### AIM
The entries below are to be written out again without alteration.

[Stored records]
◇ ◇ ◇ ◇ ◇

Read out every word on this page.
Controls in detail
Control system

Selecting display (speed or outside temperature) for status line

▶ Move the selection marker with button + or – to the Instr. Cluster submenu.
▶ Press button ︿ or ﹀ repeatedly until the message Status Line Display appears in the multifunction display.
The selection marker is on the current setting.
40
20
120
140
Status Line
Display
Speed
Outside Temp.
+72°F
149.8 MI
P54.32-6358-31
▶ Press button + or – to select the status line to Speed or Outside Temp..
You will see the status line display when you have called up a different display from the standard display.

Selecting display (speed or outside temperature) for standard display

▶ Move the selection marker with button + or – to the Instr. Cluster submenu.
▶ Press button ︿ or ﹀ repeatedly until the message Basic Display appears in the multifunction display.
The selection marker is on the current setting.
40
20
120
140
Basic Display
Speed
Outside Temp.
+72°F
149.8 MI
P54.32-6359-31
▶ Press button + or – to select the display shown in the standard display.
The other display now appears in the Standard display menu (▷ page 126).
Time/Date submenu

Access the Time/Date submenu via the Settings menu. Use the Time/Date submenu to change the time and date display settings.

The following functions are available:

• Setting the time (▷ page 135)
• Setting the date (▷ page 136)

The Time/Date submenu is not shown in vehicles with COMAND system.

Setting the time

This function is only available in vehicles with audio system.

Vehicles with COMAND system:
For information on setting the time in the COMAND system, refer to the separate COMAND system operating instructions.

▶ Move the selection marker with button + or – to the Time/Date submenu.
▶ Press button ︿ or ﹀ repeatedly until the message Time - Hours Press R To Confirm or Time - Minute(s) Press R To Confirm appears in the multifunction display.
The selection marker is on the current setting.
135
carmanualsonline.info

◇ ◇ ◇ ◇ ◇

### RIGHT ANSWER
Read out every word on this page.
Controls in detail
Control system

Selecting display (speed or outside temperature) for status line

▶ Move the selection marker with button + or – to the Instr. Cluster submenu.
▶ Press button ︿ or ﹀ repeatedly until the message Status Line Display appears in the multifunction display.
The selection marker is on the current setting.
40
20
120
140
Status Line
Display
Speed
Outside Temp.
+72°F
149.8 MI
P54.32-6358-31
▶ Press button + or – to select the status line to Speed or Outside Temp..
You will see the status line display when you have called up a different display from the standard display.

Selecting display (speed or outside temperature) for standard display

▶ Move the selection marker with button + or – to the Instr. Cluster submenu.
▶ Press button ︿ or ﹀ repeatedly until the message Basic Display appears in the multifunction display.
The selection marker is on the current setting.
40
20
120
140
Basic Display
Speed
Outside Temp.
+72°F
149.8 MI
P54.32-6359-31
▶ Press button + or – to select the display shown in the standard display.
The other display now appears in the Standard display menu (▷ page 126).
Time/Date submenu

Access the Time/Date submenu via the Settings menu. Use the Time/Date submenu to change the time and date display settings.

The following functions are available:

• Setting the time (▷ page 135)
• Setting the date (▷ page 136)

The Time/Date submenu is not shown in vehicles with COMAND system.

Setting the time

This function is only available in vehicles with audio system.

Vehicles with COMAND system:
For information on setting the time in the COMAND system, refer to the separate COMAND system operating instructions.

▶ Move the selection marker with button + or – to the Time/Date submenu.
▶ Press button ︿ or ﹀ repeatedly until the message Time - Hours Press R To Confirm or Time - Minute(s) Press R To Confirm appears in the multifunction display.
The selection marker is on the current setting.
135
carmanualsonline.info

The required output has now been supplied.